◆ **Goal**: Below are the records; pull every line that includes "XXXL".

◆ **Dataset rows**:
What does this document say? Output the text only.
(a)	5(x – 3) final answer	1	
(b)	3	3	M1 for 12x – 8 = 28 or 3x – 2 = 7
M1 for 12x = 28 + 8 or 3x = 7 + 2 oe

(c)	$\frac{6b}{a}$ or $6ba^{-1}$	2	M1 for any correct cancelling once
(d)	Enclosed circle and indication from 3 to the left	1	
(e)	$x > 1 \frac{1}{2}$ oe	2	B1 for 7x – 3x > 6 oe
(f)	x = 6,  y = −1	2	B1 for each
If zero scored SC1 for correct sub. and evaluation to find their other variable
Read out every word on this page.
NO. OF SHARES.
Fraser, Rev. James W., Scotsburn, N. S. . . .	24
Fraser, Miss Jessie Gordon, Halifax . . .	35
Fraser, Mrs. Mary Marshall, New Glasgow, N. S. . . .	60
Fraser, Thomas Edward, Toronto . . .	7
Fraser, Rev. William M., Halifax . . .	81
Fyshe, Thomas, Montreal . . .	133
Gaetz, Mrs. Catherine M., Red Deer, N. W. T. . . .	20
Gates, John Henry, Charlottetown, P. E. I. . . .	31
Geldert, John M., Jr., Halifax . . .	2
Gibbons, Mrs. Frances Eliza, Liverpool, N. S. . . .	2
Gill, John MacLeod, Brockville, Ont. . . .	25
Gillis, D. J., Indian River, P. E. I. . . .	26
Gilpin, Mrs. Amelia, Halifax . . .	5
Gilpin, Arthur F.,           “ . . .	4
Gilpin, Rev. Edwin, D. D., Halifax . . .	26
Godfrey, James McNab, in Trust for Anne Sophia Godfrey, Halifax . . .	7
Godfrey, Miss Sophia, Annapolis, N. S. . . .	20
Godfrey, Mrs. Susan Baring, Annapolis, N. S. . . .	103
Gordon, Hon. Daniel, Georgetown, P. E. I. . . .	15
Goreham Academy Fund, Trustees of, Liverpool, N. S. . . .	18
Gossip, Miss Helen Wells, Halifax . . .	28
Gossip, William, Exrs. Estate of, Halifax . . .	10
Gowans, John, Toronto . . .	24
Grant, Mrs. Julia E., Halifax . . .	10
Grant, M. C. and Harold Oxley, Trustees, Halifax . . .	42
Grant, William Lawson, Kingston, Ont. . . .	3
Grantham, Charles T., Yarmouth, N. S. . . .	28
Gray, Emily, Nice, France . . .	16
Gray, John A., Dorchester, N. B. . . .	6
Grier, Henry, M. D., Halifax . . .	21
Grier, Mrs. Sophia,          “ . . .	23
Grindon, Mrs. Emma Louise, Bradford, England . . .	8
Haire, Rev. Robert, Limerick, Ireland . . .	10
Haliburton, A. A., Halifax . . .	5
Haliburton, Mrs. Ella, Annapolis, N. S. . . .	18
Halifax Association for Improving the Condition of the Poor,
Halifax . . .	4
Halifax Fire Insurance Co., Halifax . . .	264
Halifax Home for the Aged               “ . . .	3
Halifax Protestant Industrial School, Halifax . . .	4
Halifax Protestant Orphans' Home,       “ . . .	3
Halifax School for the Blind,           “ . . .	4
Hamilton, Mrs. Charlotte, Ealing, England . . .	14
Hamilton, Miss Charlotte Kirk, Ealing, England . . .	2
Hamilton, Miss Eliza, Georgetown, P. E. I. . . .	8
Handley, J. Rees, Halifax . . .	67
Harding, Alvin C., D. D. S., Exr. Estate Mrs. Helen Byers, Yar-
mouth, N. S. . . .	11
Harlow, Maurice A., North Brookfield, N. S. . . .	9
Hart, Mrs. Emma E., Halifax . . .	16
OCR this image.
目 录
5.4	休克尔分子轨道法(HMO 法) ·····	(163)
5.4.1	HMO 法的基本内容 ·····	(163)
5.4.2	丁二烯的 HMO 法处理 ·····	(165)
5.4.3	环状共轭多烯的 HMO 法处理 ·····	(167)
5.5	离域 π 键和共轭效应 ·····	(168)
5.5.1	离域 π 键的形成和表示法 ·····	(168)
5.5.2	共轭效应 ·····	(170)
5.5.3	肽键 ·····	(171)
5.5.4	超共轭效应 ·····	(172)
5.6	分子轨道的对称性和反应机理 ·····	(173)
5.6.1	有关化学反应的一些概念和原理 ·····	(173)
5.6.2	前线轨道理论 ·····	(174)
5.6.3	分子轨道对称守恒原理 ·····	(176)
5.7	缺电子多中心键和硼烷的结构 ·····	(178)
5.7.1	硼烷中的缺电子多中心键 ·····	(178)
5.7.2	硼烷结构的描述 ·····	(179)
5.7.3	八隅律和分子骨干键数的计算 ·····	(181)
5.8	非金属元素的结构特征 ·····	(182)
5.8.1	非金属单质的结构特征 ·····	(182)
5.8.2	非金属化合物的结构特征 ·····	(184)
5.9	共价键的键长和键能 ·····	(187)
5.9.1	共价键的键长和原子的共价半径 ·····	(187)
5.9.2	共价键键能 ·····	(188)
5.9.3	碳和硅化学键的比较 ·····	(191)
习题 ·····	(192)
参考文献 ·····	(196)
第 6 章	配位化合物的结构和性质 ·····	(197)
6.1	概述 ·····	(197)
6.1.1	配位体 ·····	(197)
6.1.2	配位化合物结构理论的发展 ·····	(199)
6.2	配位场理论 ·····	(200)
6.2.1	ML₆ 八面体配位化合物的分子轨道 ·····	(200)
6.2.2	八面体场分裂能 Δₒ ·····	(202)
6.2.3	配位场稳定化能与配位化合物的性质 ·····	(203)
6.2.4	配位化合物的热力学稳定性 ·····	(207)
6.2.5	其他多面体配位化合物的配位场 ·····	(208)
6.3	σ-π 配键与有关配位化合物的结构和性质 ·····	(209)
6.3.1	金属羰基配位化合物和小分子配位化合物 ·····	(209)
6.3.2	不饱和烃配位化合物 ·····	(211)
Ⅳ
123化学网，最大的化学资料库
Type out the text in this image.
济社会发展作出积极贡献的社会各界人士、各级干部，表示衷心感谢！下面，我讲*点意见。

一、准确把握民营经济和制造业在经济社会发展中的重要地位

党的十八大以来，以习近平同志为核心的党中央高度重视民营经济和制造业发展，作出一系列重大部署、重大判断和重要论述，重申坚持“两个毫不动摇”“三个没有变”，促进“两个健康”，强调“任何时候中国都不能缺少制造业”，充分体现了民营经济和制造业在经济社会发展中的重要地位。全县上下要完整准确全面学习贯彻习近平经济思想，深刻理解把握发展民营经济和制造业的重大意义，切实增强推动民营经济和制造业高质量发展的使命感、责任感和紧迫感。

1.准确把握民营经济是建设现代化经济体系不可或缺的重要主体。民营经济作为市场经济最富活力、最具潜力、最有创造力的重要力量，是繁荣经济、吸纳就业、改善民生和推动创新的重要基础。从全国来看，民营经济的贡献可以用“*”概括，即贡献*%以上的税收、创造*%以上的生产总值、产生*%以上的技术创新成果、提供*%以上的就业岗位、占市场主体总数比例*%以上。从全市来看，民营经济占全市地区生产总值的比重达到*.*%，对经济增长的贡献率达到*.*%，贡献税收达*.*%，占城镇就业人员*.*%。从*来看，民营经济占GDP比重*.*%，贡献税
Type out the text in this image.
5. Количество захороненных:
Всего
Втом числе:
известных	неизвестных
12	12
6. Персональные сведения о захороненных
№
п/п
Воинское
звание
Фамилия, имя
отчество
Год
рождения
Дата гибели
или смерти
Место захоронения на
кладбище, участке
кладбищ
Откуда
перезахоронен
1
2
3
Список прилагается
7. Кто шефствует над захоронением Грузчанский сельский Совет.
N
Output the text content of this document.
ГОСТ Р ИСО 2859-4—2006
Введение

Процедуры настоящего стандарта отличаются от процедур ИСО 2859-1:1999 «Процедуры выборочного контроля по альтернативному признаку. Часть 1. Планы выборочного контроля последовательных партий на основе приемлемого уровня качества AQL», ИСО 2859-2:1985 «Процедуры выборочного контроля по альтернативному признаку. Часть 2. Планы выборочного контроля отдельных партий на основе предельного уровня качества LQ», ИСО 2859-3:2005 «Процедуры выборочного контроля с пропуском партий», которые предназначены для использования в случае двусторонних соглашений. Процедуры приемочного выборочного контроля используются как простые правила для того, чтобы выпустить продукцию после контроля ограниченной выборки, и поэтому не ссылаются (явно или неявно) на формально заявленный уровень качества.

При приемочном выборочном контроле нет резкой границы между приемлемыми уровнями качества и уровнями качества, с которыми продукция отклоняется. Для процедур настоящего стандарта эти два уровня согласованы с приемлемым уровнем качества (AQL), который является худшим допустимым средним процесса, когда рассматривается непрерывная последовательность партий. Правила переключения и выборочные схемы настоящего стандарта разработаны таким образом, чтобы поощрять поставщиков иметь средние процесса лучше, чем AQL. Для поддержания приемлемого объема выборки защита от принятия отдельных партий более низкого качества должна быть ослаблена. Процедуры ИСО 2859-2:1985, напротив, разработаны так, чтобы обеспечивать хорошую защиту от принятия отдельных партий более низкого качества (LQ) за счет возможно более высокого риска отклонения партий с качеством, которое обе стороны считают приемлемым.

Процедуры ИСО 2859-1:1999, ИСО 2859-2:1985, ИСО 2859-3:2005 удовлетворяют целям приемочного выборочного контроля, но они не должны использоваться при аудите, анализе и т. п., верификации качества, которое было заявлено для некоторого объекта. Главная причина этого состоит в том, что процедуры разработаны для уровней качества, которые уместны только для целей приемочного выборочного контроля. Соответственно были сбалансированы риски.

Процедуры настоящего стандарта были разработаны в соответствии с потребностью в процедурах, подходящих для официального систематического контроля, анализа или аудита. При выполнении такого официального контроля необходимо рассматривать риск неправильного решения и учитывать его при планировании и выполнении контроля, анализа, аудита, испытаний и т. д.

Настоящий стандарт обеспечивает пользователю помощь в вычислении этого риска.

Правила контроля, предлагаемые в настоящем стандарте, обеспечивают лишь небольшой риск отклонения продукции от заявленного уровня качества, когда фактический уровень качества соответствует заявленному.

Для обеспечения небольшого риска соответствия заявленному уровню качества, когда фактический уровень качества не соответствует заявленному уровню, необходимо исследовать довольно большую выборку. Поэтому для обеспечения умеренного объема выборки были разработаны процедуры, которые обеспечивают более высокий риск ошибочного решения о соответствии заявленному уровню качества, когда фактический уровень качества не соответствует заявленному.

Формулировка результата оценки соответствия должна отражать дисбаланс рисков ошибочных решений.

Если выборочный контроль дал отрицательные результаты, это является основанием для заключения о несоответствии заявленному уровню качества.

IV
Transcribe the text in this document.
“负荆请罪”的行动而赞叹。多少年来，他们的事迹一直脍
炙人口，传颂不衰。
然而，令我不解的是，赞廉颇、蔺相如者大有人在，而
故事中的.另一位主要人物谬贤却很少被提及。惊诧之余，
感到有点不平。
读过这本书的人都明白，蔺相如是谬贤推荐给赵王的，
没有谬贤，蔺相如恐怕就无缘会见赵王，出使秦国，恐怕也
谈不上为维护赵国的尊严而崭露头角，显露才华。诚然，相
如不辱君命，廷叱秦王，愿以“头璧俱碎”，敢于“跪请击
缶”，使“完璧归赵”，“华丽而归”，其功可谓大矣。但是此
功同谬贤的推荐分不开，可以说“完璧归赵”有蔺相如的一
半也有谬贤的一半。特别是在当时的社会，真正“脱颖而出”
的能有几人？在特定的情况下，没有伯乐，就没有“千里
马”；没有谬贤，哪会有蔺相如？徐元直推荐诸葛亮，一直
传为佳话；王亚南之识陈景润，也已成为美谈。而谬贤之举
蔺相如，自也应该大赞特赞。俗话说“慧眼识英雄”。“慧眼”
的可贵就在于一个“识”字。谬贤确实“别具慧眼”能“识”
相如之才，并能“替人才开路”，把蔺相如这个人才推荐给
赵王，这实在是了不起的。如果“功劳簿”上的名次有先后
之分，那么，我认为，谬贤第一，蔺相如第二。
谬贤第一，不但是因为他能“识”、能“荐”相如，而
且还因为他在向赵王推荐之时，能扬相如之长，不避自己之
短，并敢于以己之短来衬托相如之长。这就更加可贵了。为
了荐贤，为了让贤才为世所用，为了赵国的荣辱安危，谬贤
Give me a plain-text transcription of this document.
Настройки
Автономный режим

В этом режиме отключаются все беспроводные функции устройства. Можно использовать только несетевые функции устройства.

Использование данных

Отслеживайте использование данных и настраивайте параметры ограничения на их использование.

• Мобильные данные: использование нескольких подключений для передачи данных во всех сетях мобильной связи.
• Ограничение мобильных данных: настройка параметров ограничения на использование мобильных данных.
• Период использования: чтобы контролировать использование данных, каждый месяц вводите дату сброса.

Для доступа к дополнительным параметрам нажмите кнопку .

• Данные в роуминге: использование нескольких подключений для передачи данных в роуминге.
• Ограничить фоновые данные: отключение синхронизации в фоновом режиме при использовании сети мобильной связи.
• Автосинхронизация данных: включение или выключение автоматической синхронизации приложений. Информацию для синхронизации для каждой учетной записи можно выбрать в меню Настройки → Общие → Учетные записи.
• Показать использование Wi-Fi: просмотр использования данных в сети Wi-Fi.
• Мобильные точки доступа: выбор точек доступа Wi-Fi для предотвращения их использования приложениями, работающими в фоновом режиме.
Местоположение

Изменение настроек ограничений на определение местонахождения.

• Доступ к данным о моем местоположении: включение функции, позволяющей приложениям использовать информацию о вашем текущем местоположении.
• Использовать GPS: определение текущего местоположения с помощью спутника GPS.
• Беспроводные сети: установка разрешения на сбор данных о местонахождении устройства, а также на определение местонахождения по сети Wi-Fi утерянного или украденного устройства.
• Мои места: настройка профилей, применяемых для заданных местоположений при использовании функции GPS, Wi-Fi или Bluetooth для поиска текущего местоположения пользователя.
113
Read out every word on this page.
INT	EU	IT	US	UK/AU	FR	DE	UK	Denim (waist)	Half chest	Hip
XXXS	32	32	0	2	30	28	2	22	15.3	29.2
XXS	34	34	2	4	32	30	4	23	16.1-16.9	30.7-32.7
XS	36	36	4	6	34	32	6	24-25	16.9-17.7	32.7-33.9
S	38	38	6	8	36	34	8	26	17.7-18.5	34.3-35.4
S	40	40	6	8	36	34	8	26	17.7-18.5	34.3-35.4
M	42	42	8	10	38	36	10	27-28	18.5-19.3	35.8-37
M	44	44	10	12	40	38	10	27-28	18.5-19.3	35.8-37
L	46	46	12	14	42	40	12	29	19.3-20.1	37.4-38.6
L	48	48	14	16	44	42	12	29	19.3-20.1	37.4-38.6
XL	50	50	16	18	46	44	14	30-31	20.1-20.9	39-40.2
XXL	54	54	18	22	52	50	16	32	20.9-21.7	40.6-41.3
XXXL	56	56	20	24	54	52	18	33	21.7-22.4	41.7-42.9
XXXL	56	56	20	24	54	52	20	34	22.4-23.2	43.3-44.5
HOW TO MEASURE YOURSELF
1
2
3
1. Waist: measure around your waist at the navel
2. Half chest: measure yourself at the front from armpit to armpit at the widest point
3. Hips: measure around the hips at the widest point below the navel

◆ **Task answer**:
XXXL	56	56	20	24	54	52	18	33	21.7-22.4	41.7-42.9
XXXL	56	56	20	24	54	52	20	34	22.4-23.2	43.3-44.5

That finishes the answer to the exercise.